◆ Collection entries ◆
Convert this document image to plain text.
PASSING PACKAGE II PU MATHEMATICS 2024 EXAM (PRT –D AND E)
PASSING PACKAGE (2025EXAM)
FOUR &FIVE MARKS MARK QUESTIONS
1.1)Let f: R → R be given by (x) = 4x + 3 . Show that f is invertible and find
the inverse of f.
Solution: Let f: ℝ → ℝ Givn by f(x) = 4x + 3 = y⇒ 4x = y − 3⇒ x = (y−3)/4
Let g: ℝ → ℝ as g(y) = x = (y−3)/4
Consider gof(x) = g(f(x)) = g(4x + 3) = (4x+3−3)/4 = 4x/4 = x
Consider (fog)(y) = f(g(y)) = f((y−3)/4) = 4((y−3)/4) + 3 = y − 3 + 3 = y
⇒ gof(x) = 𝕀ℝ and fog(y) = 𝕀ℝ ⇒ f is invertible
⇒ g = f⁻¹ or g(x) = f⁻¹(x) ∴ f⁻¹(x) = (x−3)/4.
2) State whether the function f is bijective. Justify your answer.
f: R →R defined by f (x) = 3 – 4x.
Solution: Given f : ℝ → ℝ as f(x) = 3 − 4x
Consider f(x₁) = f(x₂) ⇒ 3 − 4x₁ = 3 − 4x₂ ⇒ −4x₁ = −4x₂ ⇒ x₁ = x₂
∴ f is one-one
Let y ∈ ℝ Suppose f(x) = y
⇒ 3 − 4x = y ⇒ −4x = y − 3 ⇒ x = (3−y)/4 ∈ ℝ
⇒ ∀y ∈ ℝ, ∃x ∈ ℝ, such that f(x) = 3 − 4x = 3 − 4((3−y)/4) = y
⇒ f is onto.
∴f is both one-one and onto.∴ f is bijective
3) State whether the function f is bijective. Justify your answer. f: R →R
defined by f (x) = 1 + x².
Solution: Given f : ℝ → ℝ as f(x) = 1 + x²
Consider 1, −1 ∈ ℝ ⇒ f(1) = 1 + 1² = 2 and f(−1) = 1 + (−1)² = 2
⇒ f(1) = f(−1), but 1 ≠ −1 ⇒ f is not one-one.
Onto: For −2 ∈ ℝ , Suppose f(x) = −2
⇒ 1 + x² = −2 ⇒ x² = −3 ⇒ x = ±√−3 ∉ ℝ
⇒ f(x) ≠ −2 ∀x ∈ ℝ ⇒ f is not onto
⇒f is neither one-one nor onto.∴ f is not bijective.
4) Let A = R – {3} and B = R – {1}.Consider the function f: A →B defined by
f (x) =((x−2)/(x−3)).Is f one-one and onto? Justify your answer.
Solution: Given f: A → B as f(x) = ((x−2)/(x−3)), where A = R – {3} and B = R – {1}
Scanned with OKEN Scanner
* * *
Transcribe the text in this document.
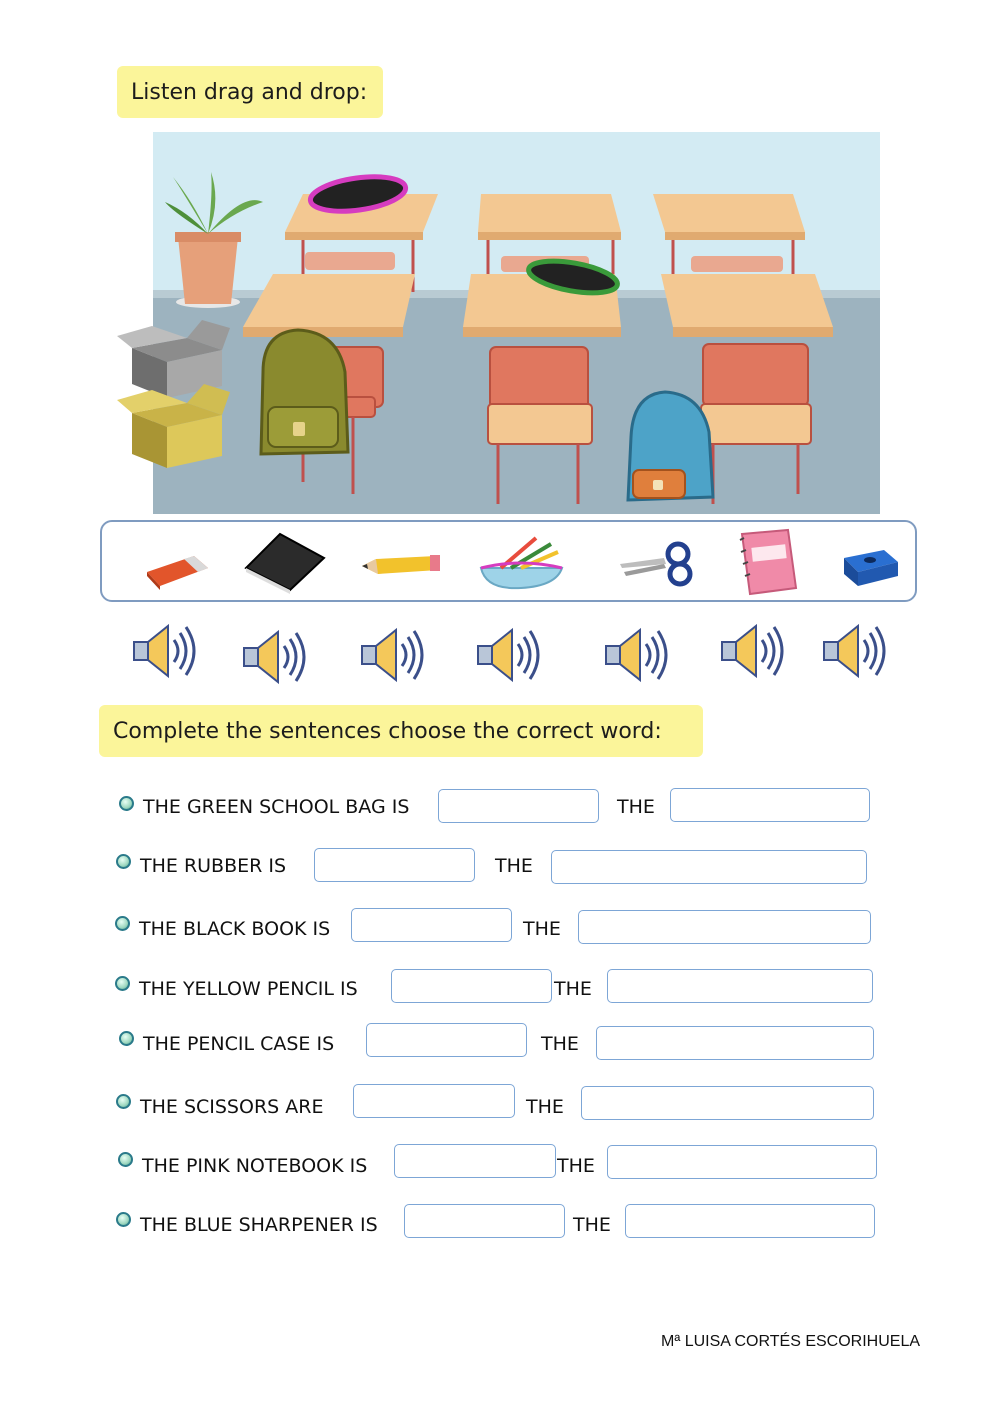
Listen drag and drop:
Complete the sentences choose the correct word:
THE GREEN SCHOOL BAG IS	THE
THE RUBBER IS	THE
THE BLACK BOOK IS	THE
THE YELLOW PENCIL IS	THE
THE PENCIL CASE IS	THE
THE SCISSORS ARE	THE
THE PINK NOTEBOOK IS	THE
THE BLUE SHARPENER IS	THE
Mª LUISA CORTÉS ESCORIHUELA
---
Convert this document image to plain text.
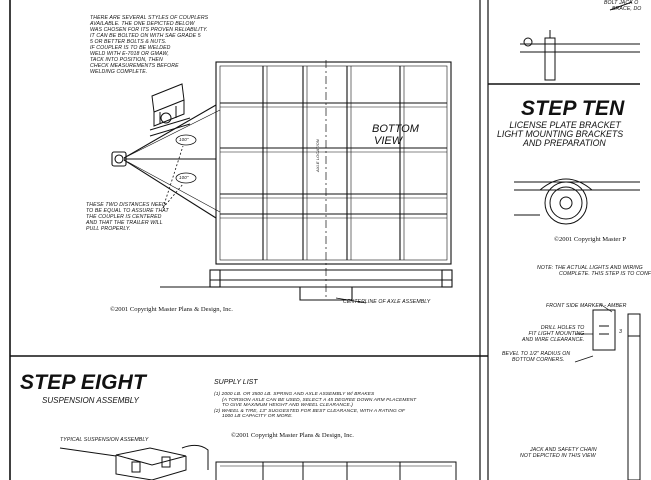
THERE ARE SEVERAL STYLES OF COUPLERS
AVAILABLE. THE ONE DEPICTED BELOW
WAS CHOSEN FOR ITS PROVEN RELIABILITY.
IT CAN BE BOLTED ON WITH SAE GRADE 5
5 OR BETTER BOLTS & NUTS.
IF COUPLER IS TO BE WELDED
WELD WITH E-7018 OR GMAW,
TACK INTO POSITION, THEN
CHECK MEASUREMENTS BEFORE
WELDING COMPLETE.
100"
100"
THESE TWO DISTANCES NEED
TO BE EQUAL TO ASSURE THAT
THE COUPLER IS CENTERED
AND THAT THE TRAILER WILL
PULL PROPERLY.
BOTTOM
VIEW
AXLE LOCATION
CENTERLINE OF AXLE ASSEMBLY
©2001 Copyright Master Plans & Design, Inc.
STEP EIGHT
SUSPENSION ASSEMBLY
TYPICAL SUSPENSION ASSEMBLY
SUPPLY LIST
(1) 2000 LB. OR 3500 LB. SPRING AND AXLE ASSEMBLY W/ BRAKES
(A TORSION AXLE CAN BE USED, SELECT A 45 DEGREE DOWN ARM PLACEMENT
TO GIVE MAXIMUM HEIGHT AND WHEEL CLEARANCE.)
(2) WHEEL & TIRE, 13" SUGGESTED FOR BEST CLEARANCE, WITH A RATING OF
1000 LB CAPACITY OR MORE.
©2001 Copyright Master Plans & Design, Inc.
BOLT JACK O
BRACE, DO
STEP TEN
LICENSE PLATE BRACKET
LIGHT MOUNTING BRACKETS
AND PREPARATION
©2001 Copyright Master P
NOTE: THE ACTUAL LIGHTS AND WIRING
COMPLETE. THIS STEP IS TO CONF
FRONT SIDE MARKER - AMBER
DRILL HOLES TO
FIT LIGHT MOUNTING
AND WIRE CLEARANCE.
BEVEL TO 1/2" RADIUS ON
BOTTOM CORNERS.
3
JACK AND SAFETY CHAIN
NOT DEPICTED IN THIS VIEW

◆ Set task ◆
Filter the entries and copy out every line with the word "defined".

◆ In response ◆
f: R →R defined by f (x) = 3 – 4x.
defined by f (x) = 1 + x².
4) Let A = R – {3} and B = R – {1}.Consider the function f: A →B defined by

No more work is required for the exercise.